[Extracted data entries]

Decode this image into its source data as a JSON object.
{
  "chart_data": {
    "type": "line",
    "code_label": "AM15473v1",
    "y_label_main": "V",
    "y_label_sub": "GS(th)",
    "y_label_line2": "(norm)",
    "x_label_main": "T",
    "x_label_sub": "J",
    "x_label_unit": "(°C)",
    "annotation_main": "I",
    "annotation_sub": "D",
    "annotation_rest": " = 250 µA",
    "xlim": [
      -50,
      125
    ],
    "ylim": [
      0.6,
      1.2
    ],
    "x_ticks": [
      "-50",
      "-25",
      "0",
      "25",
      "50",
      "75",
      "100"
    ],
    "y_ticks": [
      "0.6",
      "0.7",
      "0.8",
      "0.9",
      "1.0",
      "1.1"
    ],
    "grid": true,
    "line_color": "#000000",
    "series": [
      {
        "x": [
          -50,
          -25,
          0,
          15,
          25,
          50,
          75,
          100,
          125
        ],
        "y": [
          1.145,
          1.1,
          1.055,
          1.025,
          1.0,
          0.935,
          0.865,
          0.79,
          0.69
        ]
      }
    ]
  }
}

Your instructions. Repeat every line of the data, exactly and in full.

Problem solution.
Decode this image into its source data as a JSON object.
{
  "chart_data": {
    "type": "line",
    "code_label": "AM15473v1",
    "y_label_main": "V",
    "y_label_sub": "GS(th)",
    "y_label_line2": "(norm)",
    "x_label_main": "T",
    "x_label_sub": "J",
    "x_label_unit": "(°C)",
    "annotation_main": "I",
    "annotation_sub": "D",
    "annotation_rest": " = 250 µA",
    "xlim": [
      -50,
      125
    ],
    "ylim": [
      0.6,
      1.2
    ],
    "x_ticks": [
      "-50",
      "-25",
      "0",
      "25",
      "50",
      "75",
      "100"
    ],
    "y_ticks": [
      "0.6",
      "0.7",
      "0.8",
      "0.9",
      "1.0",
      "1.1"
    ],
    "grid": true,
    "line_color": "#000000",
    "series": [
      {
        "x": [
          -50,
          -25,
          0,
          15,
          25,
          50,
          75,
          100,
          125
        ],
        "y": [
          1.145,
          1.1,
          1.055,
          1.025,
          1.0,
          0.935,
          0.865,
          0.79,
          0.69
        ]
      }
    ]
  }
}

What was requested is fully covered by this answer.